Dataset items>

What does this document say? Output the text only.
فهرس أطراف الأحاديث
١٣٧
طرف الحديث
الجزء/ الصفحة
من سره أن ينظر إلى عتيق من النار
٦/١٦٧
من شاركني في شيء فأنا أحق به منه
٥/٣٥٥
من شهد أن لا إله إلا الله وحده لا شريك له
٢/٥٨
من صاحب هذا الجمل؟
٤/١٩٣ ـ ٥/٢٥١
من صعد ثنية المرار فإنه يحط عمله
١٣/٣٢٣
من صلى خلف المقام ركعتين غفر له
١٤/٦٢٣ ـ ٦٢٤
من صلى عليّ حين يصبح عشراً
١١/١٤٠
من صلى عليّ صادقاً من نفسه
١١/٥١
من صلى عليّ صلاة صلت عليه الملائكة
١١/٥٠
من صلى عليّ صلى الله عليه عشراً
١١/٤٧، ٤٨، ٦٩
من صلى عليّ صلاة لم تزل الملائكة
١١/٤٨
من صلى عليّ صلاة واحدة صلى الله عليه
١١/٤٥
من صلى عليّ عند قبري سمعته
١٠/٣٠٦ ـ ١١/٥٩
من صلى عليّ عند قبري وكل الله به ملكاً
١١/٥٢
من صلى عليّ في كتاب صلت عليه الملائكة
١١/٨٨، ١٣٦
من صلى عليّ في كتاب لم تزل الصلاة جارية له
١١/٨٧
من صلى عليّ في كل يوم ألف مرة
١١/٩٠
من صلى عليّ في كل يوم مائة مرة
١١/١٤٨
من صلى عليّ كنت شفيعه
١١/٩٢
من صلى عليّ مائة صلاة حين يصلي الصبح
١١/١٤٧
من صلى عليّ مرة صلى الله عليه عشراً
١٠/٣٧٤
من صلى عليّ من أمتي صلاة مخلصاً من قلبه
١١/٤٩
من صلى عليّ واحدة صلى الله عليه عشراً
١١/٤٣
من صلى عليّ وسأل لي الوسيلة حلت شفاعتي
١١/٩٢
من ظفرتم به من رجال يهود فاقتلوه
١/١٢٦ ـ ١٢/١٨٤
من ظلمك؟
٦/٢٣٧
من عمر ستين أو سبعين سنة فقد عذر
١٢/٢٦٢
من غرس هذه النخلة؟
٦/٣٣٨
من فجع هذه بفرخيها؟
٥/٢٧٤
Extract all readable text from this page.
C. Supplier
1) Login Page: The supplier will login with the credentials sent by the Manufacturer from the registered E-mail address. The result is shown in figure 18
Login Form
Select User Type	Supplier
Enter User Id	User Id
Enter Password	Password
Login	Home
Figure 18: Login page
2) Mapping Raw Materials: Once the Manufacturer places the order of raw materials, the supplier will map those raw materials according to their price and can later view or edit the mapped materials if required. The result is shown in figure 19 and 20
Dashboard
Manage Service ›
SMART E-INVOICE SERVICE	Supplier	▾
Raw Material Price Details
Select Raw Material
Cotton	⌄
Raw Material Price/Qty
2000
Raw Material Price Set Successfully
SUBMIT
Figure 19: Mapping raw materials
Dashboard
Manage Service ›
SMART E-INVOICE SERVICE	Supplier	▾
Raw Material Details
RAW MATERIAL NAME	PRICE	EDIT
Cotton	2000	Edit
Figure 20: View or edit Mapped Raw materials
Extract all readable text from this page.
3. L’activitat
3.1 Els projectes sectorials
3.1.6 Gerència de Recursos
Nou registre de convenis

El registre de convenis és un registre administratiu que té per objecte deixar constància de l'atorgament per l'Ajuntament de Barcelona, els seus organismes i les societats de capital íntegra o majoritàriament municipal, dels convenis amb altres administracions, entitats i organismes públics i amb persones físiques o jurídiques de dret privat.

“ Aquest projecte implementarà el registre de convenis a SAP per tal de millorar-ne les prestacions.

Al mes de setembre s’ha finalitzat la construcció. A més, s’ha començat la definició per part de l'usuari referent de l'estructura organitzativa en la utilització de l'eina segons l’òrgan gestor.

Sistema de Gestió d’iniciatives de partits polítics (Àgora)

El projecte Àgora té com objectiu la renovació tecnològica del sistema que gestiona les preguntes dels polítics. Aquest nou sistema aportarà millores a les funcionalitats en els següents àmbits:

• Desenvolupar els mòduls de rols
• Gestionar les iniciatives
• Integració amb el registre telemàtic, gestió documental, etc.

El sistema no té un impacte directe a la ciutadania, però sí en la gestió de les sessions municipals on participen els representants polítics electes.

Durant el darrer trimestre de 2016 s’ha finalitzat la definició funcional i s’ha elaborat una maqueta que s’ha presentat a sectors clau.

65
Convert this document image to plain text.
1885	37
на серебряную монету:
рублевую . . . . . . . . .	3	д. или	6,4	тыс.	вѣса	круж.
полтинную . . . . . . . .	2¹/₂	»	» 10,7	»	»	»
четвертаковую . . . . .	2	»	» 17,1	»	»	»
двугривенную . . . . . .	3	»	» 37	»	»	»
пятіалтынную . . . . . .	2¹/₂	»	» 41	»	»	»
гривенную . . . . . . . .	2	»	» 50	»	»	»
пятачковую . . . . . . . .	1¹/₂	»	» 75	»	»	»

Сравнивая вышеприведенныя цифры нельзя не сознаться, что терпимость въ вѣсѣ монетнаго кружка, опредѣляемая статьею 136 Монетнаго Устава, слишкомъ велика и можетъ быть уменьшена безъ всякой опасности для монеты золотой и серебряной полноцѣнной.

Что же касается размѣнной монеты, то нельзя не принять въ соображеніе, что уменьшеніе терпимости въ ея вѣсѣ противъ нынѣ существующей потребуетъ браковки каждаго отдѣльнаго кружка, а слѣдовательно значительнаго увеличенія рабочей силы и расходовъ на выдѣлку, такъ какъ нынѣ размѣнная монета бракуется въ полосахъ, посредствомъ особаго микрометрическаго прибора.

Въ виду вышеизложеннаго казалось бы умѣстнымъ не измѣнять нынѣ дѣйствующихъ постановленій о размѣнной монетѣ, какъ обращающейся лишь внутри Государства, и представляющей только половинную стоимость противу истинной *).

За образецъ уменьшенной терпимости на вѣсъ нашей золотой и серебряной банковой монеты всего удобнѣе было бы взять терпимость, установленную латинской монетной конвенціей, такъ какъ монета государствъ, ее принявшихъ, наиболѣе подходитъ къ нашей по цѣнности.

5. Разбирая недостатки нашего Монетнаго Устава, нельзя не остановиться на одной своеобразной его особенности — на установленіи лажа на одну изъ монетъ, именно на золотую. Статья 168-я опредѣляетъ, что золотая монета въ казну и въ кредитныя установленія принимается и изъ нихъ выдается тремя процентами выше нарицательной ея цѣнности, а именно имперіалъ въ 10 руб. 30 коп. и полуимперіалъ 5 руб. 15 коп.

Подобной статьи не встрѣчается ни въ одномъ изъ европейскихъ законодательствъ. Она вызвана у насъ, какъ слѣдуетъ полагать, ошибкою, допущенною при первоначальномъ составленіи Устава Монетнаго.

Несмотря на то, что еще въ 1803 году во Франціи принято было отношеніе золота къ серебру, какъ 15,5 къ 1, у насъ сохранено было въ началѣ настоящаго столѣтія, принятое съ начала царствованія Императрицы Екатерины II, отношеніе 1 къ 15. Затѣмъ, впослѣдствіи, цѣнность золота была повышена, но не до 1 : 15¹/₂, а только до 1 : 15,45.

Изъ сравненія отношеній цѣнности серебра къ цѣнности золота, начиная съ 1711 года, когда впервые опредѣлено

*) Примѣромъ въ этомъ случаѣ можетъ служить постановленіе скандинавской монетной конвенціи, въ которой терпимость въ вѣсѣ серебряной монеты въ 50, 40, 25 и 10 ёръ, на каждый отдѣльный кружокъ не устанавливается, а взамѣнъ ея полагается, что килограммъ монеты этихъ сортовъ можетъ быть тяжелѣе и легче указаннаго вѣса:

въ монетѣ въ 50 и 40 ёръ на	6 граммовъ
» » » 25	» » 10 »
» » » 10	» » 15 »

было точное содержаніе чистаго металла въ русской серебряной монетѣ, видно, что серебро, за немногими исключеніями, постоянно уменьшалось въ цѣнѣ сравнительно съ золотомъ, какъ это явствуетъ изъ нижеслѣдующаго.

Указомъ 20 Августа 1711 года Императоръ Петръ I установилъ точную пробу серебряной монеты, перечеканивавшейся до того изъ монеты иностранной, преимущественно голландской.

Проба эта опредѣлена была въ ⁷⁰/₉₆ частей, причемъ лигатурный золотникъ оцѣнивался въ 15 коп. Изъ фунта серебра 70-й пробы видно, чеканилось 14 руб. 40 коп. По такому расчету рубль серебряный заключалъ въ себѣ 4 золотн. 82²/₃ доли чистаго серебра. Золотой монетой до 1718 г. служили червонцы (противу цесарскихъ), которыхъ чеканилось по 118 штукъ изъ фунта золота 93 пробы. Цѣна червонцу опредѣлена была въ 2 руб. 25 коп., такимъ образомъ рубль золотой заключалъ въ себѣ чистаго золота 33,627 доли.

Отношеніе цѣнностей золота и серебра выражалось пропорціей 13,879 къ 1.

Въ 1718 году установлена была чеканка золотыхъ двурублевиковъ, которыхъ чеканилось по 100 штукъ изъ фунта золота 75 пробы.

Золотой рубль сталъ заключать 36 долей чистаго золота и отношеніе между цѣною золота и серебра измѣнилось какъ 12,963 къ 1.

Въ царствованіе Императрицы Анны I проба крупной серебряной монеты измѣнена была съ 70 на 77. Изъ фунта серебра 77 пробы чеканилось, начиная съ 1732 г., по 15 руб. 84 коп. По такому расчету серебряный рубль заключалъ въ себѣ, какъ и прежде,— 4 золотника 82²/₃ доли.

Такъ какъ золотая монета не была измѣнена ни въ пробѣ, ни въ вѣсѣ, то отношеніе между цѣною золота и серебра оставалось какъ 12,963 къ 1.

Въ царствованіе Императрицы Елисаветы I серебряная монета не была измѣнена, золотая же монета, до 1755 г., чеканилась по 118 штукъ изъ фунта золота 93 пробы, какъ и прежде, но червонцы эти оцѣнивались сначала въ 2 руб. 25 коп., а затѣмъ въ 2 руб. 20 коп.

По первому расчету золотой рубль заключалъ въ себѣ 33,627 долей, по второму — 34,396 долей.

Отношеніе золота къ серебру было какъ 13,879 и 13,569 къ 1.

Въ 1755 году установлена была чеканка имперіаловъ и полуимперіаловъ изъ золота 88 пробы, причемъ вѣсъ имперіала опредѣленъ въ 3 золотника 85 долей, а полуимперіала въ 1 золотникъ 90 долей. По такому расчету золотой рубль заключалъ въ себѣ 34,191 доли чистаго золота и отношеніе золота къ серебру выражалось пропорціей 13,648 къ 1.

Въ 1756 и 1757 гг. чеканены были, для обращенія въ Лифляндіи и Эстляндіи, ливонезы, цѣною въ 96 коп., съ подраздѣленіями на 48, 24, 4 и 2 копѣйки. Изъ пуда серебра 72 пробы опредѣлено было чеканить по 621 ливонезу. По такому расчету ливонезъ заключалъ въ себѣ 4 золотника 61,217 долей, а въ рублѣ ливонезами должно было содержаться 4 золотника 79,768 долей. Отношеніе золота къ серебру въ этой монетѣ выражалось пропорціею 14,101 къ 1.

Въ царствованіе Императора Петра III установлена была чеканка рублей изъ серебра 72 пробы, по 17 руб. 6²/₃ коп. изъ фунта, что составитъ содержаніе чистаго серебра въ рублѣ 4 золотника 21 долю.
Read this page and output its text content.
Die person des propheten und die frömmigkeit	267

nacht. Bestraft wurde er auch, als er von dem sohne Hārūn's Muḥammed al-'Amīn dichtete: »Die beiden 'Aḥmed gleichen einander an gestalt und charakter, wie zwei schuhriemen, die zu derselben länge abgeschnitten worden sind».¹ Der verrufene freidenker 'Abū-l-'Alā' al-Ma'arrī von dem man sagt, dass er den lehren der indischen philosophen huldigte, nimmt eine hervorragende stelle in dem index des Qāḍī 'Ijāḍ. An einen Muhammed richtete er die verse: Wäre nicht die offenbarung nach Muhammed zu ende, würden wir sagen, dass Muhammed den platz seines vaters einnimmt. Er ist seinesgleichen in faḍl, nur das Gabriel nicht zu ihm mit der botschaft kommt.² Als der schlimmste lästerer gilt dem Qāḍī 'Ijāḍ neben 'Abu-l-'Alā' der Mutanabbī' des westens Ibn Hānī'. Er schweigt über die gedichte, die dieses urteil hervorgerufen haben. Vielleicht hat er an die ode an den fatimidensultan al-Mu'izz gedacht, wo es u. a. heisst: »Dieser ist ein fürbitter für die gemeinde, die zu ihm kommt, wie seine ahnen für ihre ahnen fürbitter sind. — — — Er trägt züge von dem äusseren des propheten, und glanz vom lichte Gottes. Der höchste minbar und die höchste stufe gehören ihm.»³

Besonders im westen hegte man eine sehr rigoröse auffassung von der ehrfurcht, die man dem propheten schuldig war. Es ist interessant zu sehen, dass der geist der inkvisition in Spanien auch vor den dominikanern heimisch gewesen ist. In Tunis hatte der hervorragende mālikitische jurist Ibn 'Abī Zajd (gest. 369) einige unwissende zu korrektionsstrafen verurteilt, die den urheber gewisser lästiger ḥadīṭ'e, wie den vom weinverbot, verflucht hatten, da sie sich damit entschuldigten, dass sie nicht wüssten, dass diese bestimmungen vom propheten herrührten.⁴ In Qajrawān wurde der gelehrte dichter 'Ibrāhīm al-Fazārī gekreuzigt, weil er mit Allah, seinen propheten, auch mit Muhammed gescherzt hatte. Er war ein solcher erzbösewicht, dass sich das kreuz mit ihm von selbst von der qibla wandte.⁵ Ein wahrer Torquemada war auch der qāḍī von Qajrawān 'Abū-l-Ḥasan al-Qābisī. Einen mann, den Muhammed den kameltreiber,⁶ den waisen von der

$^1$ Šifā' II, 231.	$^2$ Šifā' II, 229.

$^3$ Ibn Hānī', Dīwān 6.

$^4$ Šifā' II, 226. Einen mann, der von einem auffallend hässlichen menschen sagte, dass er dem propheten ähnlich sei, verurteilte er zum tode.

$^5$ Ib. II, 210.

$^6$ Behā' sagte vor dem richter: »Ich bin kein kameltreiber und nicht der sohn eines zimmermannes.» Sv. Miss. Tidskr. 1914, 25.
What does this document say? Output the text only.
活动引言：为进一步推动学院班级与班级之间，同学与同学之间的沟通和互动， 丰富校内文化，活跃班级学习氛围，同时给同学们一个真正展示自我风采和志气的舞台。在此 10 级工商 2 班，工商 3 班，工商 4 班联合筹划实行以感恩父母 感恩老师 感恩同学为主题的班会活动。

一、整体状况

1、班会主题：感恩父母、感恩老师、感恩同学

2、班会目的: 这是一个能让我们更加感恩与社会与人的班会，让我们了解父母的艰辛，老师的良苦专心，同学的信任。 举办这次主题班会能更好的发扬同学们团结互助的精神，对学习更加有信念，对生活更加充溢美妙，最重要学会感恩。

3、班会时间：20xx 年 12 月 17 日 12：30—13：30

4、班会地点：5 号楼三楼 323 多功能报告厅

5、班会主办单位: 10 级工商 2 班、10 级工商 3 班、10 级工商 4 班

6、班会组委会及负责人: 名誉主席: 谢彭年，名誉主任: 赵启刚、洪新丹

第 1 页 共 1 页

Task goal> Count how many lines hold the string "Manufacturer" and give that number alone.

Result> 2